▶ Problem
Identify the lines holding "Credentials" and copy them.

▶ Records excerpted from a collection
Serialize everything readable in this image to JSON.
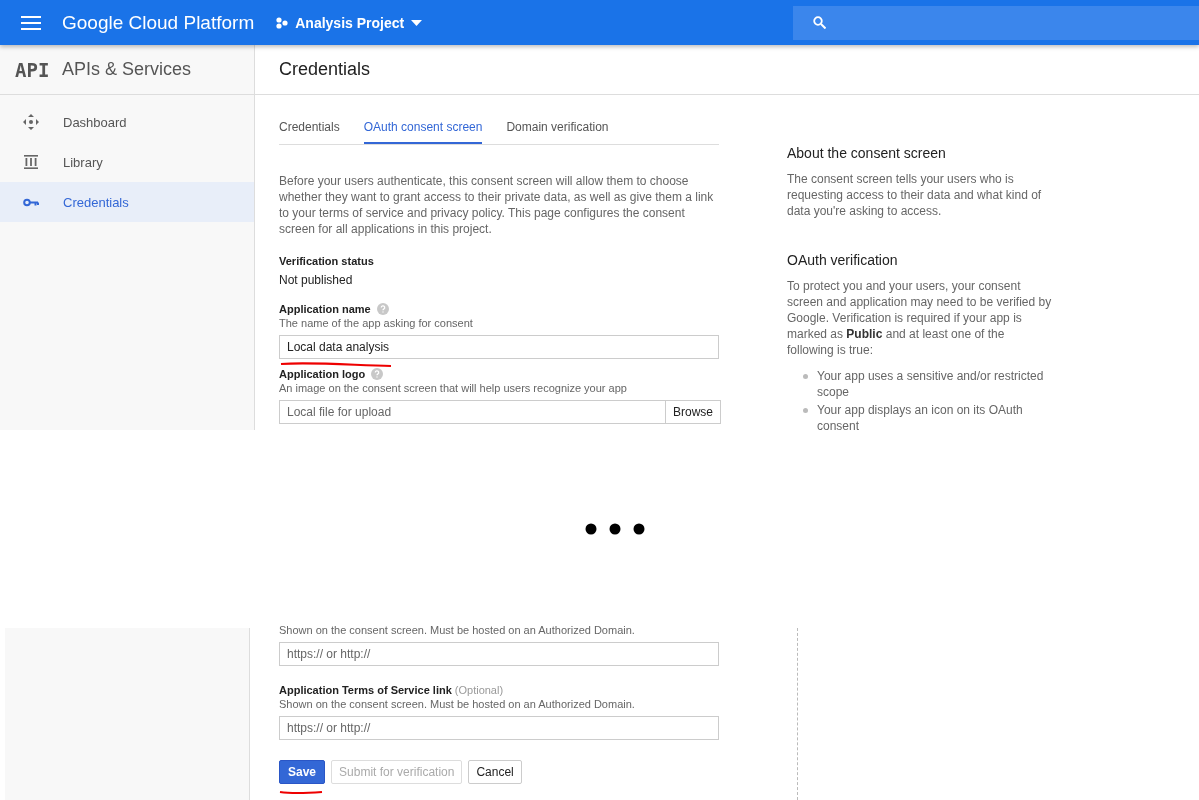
{
  "topbar": {
    "product": "Google Cloud Platform",
    "project": "Analysis Project"
  },
  "sidebar": {
    "logo": "API",
    "title": "APIs & Services",
    "items": [
      {
        "label": "Dashboard",
        "kind": "dashboard",
        "selected": false
      },
      {
        "label": "Library",
        "kind": "library",
        "selected": false
      },
      {
        "label": "Credentials",
        "kind": "key",
        "selected": true
      }
    ]
  },
  "page_title": "Credentials",
  "tabs": [
    {
      "label": "Credentials",
      "selected": false
    },
    {
      "label": "OAuth consent screen",
      "selected": true
    },
    {
      "label": "Domain verification",
      "selected": false
    }
  ],
  "intro": "Before your users authenticate, this consent screen will allow them to choose whether they want to grant access to their private data, as well as give them a link to your terms of service and privacy policy. This page configures the consent screen for all applications in this project.",
  "verification_status": {
    "label": "Verification status",
    "value": "Not published"
  },
  "application_name": {
    "label": "Application name",
    "hint": "The name of the app asking for consent",
    "value": "Local data analysis"
  },
  "application_logo": {
    "label": "Application logo",
    "hint": "An image on the consent screen that will help users recognize your app",
    "placeholder": "Local file for upload",
    "button": "Browse"
  },
  "form_bottom": [
    {
      "hint": "Shown on the consent screen. Must be hosted on an Authorized Domain.",
      "placeholder": "https:// or http://"
    },
    {
      "label": "Application Terms of Service link",
      "optional": "(Optional)",
      "hint": "Shown on the consent screen. Must be hosted on an Authorized Domain.",
      "placeholder": "https:// or http://"
    }
  ],
  "buttons": [
    {
      "label": "Save",
      "kind": "primary",
      "disabled": false
    },
    {
      "label": "Submit for verification",
      "kind": "secondary",
      "disabled": true
    },
    {
      "label": "Cancel",
      "kind": "secondary",
      "disabled": false
    }
  ],
  "aside": {
    "about_title": "About the consent screen",
    "about_text": "The consent screen tells your users who is requesting access to their data and what kind of data you're asking to access.",
    "oauth_title": "OAuth verification",
    "oauth_text": "To protect you and your users, your consent screen and application may need to be verified by Google. Verification is required if your app is marked as **Public** and at least one of the following is true:",
    "bullets": [
      "Your app uses a sensitive and/or restricted scope",
      "Your app displays an icon on its OAuth consent"
    ]
  }
}
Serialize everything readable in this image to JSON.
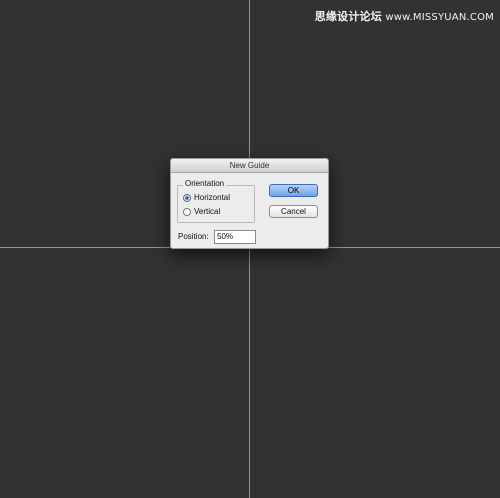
{
  "colors": {
    "canvas": "#323232",
    "guide": "#3fb7c9",
    "default_button": "#6fa4ea"
  },
  "watermark": {
    "cn": "思缘设计论坛",
    "url": "www.MISSYUAN.COM"
  },
  "dialog": {
    "title": "New Guide",
    "orientation": {
      "label": "Orientation",
      "options": [
        {
          "label": "Horizontal",
          "selected": true
        },
        {
          "label": "Vertical",
          "selected": false
        }
      ]
    },
    "ok_label": "OK",
    "cancel_label": "Cancel",
    "position_label": "Position:",
    "position_value": "50%"
  }
}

▶ Response to the exercise
        "label": "Credentials",
  "page_title": "Credentials",
      "label": "Credentials",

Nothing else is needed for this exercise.